> _The task_: From the rows below, copy out the stretch of lines from the one containing "text-line: 表示对陈某某、庞某某的证言认可。: [150, 1010, 922, 1053]" through the one containing "text-line: 见为证人证言不可信。邹思聪对该证言的质证意见为证人证言: [150, 797, 922, 840]", character for character and with nothing else.

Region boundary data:

+===+

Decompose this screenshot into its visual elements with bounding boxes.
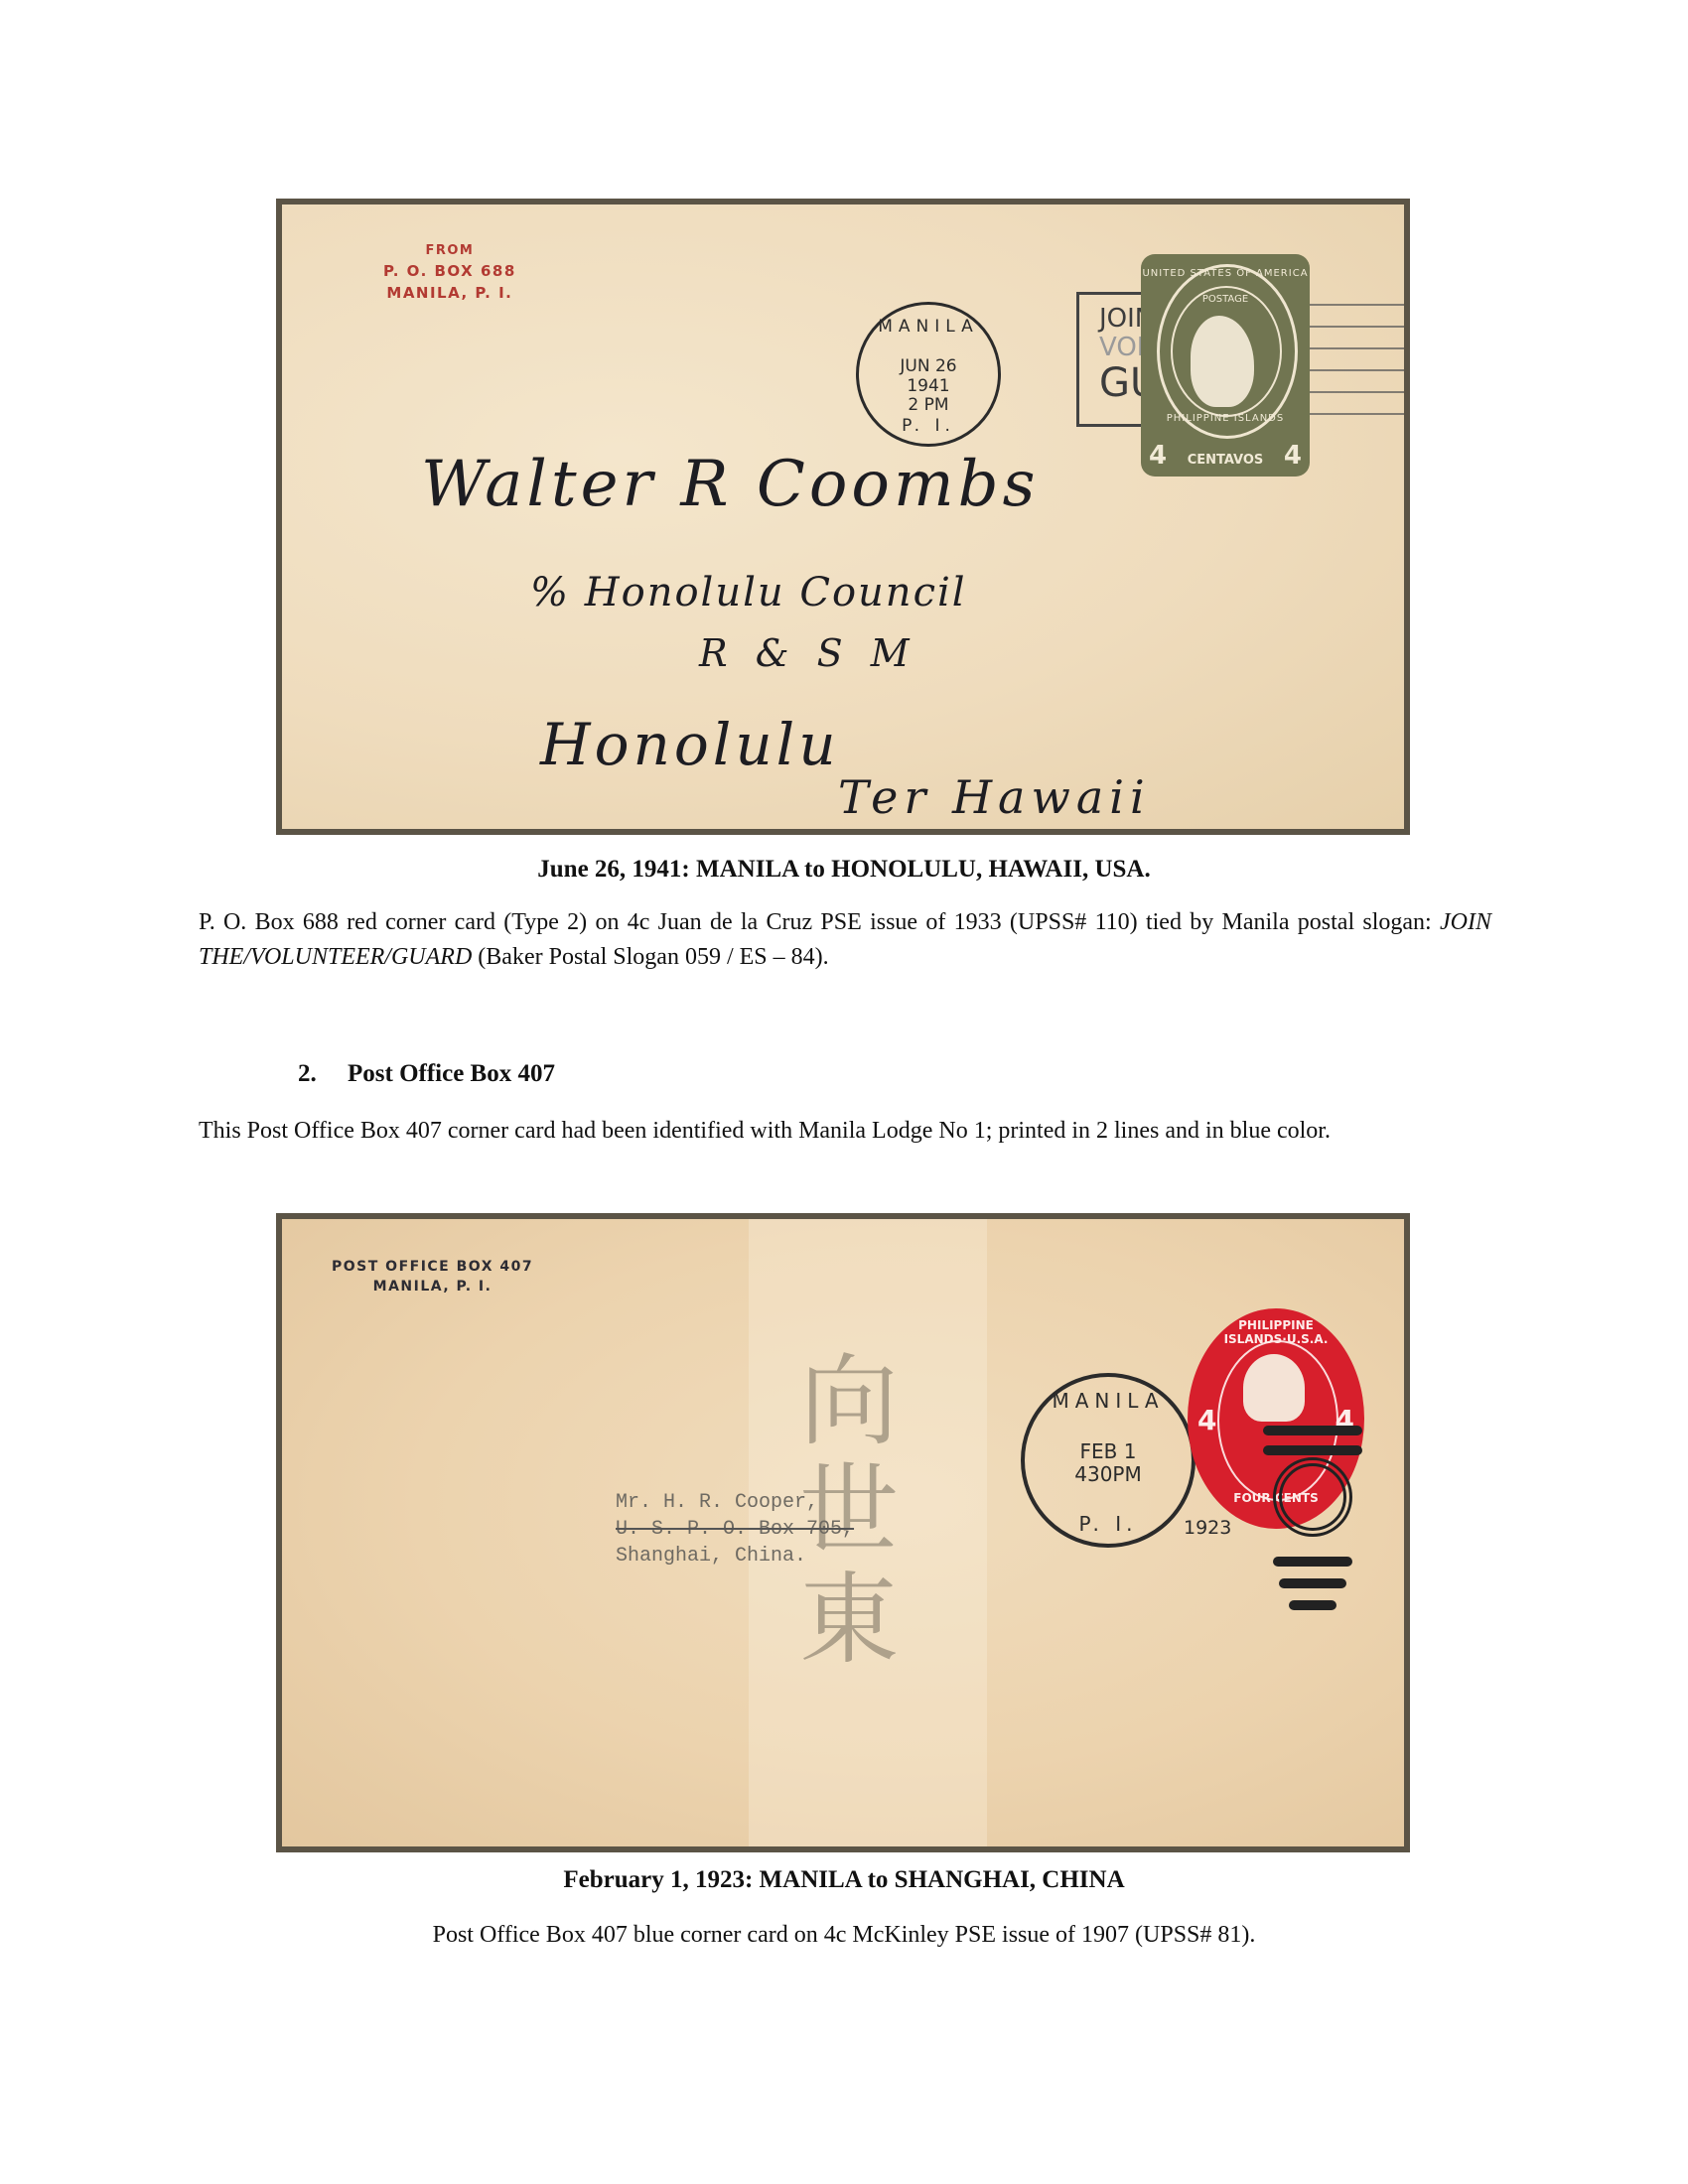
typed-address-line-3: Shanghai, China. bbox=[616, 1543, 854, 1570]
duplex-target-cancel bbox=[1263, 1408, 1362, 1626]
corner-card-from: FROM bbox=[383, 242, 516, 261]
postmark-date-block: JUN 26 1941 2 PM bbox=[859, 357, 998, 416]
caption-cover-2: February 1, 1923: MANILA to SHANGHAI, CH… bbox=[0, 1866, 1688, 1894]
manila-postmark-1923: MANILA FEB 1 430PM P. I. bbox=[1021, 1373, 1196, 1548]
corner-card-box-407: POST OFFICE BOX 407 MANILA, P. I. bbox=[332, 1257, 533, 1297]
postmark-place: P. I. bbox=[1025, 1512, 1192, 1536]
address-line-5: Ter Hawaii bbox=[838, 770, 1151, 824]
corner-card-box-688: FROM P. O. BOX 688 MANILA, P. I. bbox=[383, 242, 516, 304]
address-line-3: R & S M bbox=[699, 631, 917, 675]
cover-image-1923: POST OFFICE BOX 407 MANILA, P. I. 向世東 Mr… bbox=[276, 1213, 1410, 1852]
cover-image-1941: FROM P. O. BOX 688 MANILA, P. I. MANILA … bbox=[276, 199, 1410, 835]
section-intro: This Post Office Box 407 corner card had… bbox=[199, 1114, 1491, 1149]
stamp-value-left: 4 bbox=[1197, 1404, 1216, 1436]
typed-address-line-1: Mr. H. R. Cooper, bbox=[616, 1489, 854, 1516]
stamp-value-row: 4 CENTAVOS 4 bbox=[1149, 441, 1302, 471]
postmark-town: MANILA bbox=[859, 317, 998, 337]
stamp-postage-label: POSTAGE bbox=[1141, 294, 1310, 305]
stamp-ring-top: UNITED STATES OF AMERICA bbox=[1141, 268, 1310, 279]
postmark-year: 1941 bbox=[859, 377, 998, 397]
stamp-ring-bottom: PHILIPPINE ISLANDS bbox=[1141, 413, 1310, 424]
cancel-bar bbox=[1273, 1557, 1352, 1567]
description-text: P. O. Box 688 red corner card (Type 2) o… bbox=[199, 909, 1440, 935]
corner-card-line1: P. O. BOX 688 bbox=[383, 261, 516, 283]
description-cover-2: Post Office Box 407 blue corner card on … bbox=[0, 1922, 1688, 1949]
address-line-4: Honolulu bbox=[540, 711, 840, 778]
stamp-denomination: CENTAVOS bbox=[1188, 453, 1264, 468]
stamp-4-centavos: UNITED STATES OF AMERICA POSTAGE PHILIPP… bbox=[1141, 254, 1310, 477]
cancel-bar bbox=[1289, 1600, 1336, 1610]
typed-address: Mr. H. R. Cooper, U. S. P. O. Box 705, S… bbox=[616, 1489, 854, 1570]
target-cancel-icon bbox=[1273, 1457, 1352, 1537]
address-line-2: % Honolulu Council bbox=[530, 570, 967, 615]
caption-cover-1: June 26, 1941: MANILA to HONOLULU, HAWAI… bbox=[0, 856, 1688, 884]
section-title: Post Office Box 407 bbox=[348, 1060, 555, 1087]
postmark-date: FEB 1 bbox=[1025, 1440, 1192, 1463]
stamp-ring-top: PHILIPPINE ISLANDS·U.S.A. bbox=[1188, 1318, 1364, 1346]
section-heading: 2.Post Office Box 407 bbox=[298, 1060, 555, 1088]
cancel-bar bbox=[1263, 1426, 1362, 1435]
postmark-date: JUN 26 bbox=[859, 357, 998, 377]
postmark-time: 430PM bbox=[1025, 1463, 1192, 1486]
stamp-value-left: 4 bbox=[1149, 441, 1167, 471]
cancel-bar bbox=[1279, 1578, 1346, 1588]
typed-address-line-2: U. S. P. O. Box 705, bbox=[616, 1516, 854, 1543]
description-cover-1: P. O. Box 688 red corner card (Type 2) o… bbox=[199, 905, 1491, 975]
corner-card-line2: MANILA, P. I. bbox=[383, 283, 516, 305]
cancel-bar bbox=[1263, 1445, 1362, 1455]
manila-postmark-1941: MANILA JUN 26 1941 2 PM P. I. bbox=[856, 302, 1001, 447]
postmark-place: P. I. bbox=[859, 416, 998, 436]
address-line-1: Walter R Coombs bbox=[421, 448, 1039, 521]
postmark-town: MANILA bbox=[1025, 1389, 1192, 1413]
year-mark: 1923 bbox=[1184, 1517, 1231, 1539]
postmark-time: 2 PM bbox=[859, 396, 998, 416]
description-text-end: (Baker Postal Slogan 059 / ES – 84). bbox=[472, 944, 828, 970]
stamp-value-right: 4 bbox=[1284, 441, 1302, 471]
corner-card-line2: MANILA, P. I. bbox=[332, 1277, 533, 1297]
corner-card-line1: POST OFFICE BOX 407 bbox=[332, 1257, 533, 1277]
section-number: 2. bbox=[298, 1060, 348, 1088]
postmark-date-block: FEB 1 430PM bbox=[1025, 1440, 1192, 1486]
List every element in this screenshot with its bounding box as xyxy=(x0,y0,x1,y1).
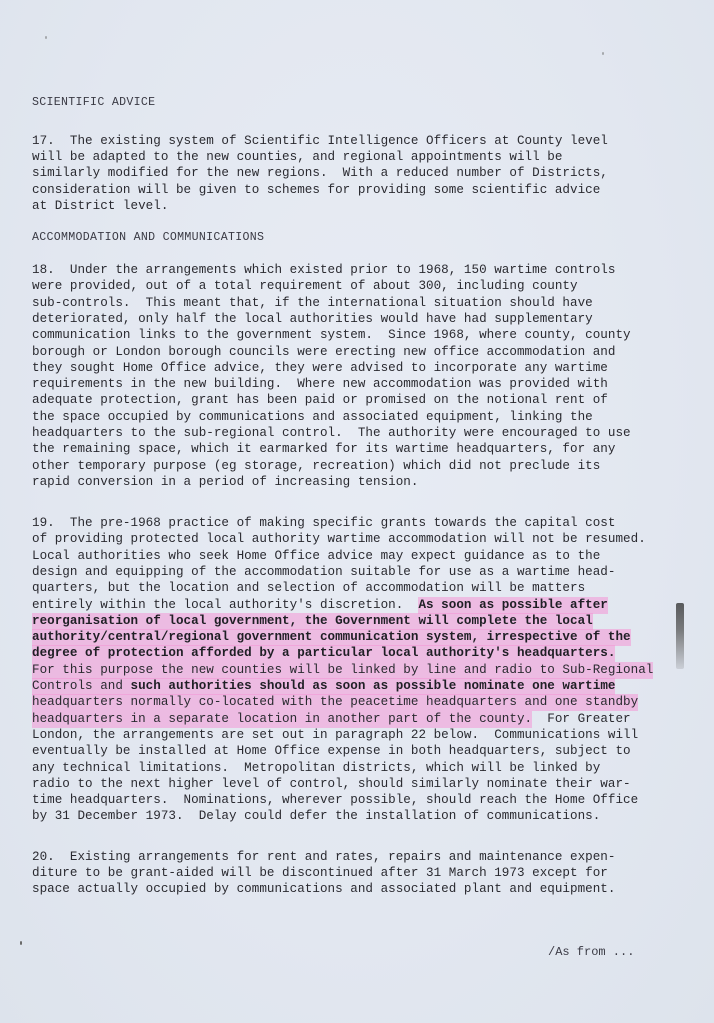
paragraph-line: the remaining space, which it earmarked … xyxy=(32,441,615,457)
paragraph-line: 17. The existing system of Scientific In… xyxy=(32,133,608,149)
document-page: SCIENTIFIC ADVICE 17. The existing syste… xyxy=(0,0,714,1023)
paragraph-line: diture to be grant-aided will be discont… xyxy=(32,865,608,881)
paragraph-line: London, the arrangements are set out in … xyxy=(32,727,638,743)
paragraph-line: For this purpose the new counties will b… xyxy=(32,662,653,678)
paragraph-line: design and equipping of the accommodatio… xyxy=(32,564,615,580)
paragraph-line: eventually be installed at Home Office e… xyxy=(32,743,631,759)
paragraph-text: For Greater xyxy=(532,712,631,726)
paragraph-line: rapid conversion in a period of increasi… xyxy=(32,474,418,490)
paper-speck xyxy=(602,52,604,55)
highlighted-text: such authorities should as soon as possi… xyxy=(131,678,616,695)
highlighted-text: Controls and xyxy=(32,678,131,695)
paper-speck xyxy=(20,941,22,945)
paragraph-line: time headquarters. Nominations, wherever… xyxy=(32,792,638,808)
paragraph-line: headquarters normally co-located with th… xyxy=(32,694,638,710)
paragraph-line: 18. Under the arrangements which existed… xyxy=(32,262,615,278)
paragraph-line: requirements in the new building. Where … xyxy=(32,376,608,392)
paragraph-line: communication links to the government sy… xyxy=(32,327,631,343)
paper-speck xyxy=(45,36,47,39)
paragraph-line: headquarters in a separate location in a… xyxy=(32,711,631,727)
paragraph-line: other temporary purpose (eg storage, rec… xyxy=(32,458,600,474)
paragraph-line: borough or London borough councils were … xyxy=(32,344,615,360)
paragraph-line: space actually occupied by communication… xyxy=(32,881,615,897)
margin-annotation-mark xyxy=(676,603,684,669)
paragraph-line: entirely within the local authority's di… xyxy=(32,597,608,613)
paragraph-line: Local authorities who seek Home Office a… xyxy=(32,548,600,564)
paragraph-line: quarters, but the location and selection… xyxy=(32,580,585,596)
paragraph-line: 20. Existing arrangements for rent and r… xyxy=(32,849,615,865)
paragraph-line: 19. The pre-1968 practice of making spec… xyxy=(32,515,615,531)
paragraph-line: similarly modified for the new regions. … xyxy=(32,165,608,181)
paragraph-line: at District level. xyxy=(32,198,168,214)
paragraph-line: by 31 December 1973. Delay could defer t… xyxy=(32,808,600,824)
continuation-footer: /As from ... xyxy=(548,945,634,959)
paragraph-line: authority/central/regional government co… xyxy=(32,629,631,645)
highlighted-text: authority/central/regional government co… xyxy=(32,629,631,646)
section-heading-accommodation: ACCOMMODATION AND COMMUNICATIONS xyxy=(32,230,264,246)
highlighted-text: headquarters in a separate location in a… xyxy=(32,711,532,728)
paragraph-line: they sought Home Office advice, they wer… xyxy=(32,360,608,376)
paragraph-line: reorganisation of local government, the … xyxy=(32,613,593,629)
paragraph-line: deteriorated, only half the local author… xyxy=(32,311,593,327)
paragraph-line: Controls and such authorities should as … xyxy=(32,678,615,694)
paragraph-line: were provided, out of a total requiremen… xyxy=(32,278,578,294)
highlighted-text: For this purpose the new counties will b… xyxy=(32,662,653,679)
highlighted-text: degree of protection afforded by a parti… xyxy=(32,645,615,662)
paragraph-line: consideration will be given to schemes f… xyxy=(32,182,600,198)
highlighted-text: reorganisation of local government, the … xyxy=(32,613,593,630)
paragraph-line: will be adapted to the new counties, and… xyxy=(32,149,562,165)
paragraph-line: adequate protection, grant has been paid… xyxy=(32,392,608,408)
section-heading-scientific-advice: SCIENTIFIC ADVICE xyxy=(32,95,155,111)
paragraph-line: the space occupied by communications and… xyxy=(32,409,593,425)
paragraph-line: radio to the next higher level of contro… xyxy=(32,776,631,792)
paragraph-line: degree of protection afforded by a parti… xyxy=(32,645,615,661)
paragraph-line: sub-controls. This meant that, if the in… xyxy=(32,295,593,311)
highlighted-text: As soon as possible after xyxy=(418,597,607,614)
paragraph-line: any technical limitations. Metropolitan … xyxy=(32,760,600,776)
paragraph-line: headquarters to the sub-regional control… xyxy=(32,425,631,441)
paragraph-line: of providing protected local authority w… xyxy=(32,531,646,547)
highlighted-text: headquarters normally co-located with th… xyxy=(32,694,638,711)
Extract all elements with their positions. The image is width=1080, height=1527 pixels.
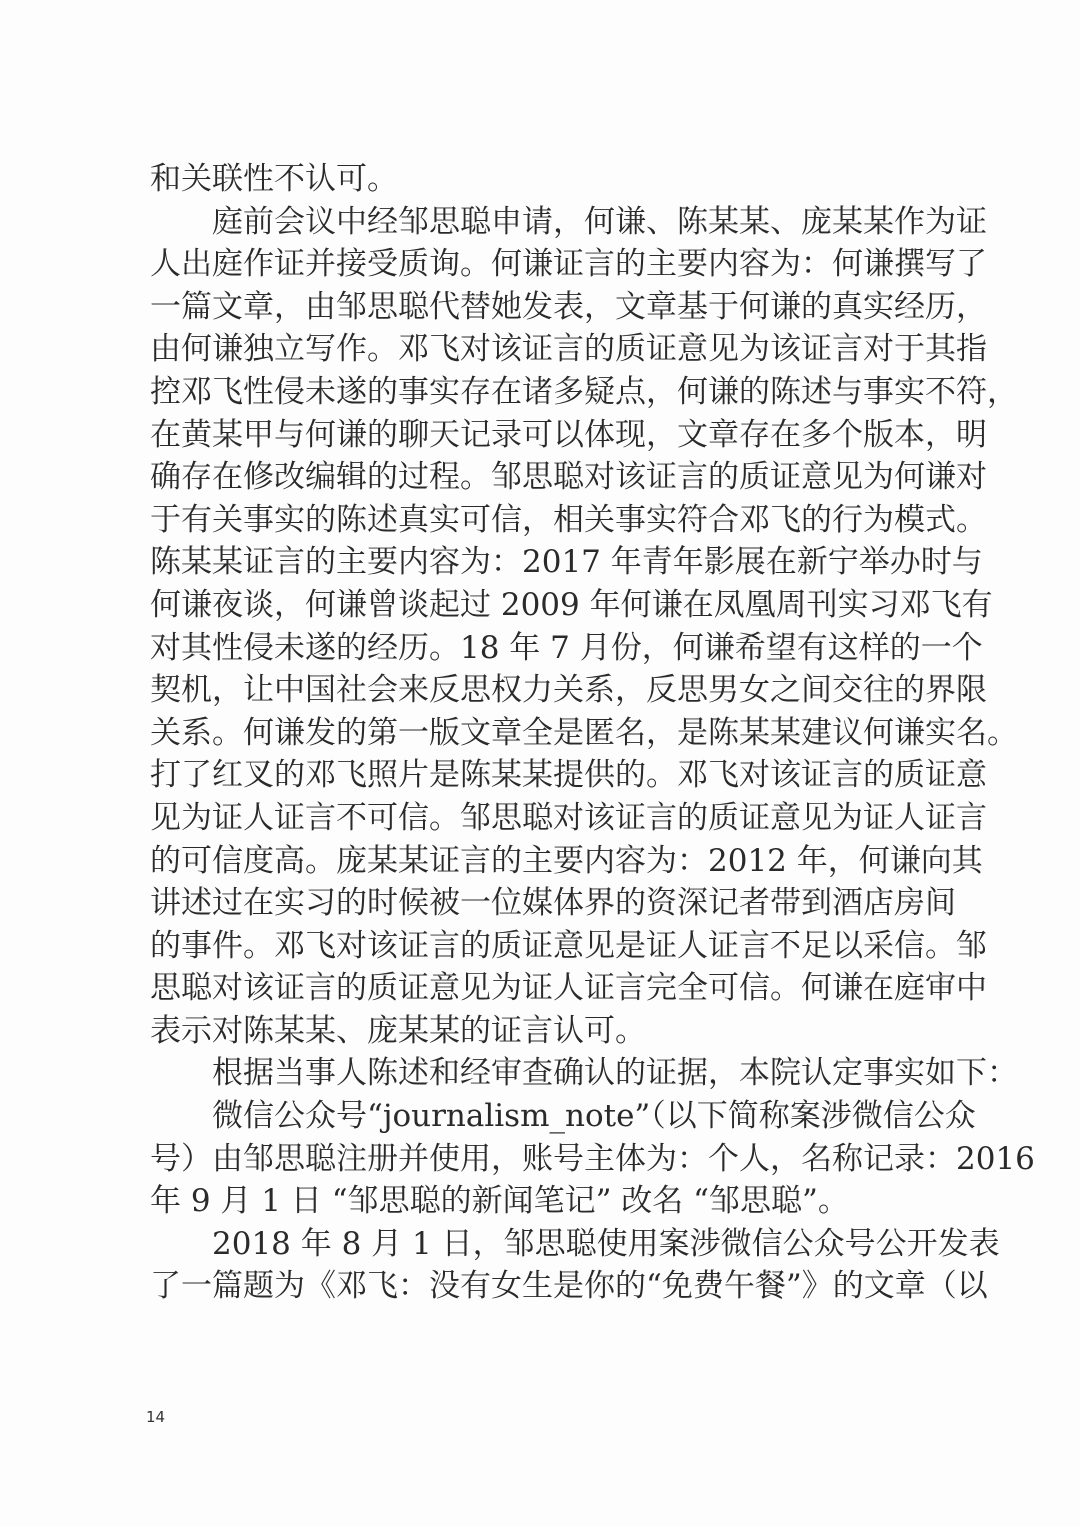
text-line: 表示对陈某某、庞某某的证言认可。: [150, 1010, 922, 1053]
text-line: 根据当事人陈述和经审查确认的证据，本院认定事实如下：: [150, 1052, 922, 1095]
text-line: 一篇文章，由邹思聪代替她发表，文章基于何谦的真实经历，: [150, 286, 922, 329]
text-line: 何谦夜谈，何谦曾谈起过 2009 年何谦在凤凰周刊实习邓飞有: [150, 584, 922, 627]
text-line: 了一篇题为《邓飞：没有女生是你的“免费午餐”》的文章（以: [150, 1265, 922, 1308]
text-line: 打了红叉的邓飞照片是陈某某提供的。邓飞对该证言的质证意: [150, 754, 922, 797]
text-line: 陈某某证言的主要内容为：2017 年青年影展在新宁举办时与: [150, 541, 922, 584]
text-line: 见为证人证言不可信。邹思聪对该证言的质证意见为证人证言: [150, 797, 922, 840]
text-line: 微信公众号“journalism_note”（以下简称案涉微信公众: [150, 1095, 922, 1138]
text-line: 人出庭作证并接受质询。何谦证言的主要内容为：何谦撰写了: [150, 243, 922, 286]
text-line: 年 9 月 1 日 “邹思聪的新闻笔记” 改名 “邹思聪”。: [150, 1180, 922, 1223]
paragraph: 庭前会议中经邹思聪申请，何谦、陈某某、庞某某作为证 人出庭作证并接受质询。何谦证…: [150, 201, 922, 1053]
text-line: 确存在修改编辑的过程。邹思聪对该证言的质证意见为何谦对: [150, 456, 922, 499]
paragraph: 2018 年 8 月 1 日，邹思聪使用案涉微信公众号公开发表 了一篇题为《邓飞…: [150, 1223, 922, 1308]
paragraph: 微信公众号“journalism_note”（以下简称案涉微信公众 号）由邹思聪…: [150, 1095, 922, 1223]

+===+

> _Full response_:
text-line: 表示对陈某某、庞某某的证言认可。: [150, 1010, 922, 1053]
text-line: 根据当事人陈述和经审查确认的证据，本院认定事实如下：: [150, 1052, 922, 1095]
text-line: 一篇文章，由邹思聪代替她发表，文章基于何谦的真实经历，: [150, 286, 922, 329]
text-line: 何谦夜谈，何谦曾谈起过 2009 年何谦在凤凰周刊实习邓飞有: [150, 584, 922, 627]
text-line: 了一篇题为《邓飞：没有女生是你的“免费午餐”》的文章（以: [150, 1265, 922, 1308]
text-line: 打了红叉的邓飞照片是陈某某提供的。邓飞对该证言的质证意: [150, 754, 922, 797]
text-line: 陈某某证言的主要内容为：2017 年青年影展在新宁举办时与: [150, 541, 922, 584]
text-line: 见为证人证言不可信。邹思聪对该证言的质证意见为证人证言: [150, 797, 922, 840]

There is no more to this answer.